• Problem description
Work out how many lines in the data hold the word "name", and reply with that number only.

• Raw records
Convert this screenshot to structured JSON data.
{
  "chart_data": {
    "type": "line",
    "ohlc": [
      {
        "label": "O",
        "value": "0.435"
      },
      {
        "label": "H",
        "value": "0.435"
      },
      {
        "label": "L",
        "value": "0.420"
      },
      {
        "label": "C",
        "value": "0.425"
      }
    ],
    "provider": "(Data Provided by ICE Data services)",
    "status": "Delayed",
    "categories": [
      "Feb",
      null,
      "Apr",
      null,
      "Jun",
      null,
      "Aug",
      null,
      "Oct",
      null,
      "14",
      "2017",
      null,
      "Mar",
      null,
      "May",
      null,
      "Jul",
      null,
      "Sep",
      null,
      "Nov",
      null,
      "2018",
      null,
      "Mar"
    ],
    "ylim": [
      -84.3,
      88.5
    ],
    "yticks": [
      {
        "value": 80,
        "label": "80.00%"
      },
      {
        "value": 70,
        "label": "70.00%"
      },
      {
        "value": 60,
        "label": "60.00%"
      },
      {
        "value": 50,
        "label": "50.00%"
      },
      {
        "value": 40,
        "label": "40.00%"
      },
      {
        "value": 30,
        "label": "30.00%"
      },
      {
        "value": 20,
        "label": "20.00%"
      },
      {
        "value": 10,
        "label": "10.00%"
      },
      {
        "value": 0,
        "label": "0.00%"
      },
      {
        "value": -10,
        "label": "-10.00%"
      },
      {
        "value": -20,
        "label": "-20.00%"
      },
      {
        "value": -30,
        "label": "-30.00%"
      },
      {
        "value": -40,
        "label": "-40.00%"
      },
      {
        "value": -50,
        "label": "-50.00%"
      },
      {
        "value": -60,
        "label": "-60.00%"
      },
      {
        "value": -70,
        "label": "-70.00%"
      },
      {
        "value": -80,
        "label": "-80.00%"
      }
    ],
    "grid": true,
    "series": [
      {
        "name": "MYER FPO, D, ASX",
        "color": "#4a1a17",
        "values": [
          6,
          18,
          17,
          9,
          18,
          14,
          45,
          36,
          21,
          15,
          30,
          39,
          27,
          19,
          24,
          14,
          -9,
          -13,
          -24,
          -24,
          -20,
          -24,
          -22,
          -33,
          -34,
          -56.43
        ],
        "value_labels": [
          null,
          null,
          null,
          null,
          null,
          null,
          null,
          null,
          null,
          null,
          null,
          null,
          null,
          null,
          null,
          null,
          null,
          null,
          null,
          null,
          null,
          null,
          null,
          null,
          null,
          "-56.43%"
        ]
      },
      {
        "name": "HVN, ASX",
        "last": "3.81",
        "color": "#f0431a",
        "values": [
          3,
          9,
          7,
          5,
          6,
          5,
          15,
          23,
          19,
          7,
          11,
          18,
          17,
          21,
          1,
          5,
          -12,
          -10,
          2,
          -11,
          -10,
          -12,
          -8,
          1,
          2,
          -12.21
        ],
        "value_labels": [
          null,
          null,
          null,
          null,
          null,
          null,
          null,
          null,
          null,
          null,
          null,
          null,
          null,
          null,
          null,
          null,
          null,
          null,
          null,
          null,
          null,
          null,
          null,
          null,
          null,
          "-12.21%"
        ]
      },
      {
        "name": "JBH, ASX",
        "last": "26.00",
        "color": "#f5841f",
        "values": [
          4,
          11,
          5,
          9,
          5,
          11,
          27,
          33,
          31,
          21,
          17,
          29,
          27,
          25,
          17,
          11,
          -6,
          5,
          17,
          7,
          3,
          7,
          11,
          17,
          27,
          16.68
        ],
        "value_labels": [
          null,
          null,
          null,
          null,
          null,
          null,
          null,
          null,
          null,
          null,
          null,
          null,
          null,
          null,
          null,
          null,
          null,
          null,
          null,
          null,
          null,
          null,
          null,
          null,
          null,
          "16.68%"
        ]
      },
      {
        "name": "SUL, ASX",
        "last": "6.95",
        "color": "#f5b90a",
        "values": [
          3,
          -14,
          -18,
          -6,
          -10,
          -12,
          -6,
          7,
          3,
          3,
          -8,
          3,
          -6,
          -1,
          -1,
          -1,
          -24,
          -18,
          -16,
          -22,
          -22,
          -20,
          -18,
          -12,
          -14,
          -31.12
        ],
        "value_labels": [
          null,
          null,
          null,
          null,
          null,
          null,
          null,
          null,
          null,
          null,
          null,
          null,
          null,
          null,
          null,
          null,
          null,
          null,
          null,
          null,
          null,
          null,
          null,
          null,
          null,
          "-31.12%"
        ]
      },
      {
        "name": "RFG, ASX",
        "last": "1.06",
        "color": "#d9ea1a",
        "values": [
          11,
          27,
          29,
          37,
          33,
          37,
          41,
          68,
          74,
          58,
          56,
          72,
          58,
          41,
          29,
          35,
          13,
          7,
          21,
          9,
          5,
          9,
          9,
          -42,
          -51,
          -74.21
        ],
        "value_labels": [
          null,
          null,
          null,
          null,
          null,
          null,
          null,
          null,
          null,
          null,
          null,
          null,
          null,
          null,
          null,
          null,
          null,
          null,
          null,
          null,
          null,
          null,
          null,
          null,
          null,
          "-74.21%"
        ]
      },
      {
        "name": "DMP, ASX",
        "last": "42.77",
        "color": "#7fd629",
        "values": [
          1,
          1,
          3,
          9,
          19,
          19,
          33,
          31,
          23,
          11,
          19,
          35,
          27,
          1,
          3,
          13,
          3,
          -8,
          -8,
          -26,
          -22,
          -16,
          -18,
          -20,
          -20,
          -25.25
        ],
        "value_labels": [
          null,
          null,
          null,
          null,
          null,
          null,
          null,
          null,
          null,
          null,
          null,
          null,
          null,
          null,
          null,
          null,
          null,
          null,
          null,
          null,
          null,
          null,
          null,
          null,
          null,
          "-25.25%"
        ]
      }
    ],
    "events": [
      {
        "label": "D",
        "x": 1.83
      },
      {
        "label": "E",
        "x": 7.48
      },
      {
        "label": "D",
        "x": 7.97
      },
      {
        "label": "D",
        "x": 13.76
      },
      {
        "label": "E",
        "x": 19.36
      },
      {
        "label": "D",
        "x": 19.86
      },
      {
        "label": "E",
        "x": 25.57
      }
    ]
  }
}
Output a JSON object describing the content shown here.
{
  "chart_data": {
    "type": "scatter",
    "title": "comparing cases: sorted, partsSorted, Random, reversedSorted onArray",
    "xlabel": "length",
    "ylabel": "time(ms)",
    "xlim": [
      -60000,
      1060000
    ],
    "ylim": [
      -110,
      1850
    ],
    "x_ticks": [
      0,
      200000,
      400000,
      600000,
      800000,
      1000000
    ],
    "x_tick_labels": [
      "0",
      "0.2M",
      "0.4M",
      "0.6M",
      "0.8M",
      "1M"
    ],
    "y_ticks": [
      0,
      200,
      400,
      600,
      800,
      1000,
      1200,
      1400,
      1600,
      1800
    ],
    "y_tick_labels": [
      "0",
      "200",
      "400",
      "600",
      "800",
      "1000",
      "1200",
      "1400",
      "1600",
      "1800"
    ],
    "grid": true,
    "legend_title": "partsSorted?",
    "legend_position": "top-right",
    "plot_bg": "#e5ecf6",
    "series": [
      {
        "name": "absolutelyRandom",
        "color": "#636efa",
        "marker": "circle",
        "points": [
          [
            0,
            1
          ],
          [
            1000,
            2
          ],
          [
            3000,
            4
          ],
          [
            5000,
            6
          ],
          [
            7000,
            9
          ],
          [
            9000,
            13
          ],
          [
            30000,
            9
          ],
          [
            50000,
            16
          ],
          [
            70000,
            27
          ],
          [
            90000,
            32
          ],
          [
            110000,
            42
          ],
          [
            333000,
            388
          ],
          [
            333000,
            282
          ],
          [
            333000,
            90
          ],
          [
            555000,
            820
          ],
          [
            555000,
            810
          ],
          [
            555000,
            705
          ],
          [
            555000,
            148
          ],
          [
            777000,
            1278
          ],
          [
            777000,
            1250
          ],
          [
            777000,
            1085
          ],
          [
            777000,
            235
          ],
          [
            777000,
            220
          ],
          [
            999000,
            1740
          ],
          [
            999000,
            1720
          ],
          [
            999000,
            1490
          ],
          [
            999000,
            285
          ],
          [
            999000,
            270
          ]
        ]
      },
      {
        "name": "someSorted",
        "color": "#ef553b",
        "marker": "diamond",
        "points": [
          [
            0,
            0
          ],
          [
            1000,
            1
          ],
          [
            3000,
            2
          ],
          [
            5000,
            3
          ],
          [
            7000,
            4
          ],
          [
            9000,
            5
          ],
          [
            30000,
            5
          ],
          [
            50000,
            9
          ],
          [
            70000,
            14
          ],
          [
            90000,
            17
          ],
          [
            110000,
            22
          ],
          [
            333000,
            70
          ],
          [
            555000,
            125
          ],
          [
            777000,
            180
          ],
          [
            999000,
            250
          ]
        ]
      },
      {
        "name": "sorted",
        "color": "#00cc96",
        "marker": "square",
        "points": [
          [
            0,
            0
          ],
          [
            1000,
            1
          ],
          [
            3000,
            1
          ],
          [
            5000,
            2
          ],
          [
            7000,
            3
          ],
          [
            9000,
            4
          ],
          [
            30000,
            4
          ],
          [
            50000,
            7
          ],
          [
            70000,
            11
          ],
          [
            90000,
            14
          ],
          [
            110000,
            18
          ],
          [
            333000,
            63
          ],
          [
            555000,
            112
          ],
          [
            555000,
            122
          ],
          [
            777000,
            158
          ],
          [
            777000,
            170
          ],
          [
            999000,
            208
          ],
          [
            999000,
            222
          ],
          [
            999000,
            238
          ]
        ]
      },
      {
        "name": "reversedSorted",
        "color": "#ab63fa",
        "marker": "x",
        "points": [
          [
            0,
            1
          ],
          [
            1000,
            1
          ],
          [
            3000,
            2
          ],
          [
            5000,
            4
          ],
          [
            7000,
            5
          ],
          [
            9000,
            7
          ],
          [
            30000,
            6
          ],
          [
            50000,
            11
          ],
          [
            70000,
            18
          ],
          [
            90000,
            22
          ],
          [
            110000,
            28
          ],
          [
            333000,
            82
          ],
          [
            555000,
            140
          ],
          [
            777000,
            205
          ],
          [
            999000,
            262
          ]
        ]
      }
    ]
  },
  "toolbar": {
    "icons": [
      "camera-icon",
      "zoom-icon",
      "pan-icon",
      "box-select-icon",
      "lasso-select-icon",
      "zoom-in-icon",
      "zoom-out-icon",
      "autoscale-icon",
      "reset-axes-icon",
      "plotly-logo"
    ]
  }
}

• Task solution
10